Task >>
Read the data and repeat it in full, exactly.

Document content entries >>
■ ■ ■ ■ ■
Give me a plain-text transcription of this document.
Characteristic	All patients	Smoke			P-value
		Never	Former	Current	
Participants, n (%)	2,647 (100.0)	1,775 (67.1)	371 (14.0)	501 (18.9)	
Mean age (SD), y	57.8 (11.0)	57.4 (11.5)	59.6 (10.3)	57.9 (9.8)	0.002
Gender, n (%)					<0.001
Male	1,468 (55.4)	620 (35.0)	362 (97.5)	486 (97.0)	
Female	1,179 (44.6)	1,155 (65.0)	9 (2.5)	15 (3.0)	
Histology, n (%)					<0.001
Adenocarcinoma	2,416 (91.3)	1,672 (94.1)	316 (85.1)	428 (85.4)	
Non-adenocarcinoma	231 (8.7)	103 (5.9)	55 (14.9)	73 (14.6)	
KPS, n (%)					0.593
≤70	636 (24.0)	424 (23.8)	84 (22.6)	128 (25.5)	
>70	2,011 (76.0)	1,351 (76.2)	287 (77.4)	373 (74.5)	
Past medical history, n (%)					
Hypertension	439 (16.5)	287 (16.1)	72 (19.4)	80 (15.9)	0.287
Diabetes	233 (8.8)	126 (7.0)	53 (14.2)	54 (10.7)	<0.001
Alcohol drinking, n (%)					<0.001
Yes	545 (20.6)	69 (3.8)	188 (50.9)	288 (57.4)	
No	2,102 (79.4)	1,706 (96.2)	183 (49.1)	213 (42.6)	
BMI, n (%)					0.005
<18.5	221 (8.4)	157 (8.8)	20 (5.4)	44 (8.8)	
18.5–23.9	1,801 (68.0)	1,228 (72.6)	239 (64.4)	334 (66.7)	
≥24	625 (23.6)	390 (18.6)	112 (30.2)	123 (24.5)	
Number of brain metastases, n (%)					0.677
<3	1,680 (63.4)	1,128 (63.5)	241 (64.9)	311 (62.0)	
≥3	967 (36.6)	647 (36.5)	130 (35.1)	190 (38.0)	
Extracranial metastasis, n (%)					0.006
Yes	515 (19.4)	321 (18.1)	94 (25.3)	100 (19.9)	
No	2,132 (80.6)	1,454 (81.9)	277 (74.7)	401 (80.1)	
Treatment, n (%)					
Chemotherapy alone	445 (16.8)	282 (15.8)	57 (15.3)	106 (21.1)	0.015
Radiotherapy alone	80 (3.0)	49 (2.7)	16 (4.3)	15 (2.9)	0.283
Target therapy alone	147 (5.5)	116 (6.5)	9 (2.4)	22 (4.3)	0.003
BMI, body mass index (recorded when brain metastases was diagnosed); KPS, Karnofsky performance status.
■ ■ ■ ■ ■
Response below >>
Give me a plain-text transcription of this document.
Characteristic	All patients	Smoke			P-value
		Never	Former	Current	
Participants, n (%)	2,647 (100.0)	1,775 (67.1)	371 (14.0)	501 (18.9)	
Mean age (SD), y	57.8 (11.0)	57.4 (11.5)	59.6 (10.3)	57.9 (9.8)	0.002
Gender, n (%)					<0.001
Male	1,468 (55.4)	620 (35.0)	362 (97.5)	486 (97.0)	
Female	1,179 (44.6)	1,155 (65.0)	9 (2.5)	15 (3.0)	
Histology, n (%)					<0.001
Adenocarcinoma	2,416 (91.3)	1,672 (94.1)	316 (85.1)	428 (85.4)	
Non-adenocarcinoma	231 (8.7)	103 (5.9)	55 (14.9)	73 (14.6)	
KPS, n (%)					0.593
≤70	636 (24.0)	424 (23.8)	84 (22.6)	128 (25.5)	
>70	2,011 (76.0)	1,351 (76.2)	287 (77.4)	373 (74.5)	
Past medical history, n (%)					
Hypertension	439 (16.5)	287 (16.1)	72 (19.4)	80 (15.9)	0.287
Diabetes	233 (8.8)	126 (7.0)	53 (14.2)	54 (10.7)	<0.001
Alcohol drinking, n (%)					<0.001
Yes	545 (20.6)	69 (3.8)	188 (50.9)	288 (57.4)	
No	2,102 (79.4)	1,706 (96.2)	183 (49.1)	213 (42.6)	
BMI, n (%)					0.005
<18.5	221 (8.4)	157 (8.8)	20 (5.4)	44 (8.8)	
18.5–23.9	1,801 (68.0)	1,228 (72.6)	239 (64.4)	334 (66.7)	
≥24	625 (23.6)	390 (18.6)	112 (30.2)	123 (24.5)	
Number of brain metastases, n (%)					0.677
<3	1,680 (63.4)	1,128 (63.5)	241 (64.9)	311 (62.0)	
≥3	967 (36.6)	647 (36.5)	130 (35.1)	190 (38.0)	
Extracranial metastasis, n (%)					0.006
Yes	515 (19.4)	321 (18.1)	94 (25.3)	100 (19.9)	
No	2,132 (80.6)	1,454 (81.9)	277 (74.7)	401 (80.1)	
Treatment, n (%)					
Chemotherapy alone	445 (16.8)	282 (15.8)	57 (15.3)	106 (21.1)	0.015
Radiotherapy alone	80 (3.0)	49 (2.7)	16 (4.3)	15 (2.9)	0.283
Target therapy alone	147 (5.5)	116 (6.5)	9 (2.4)	22 (4.3)	0.003
BMI, body mass index (recorded when brain metastases was diagnosed); KPS, Karnofsky performance status.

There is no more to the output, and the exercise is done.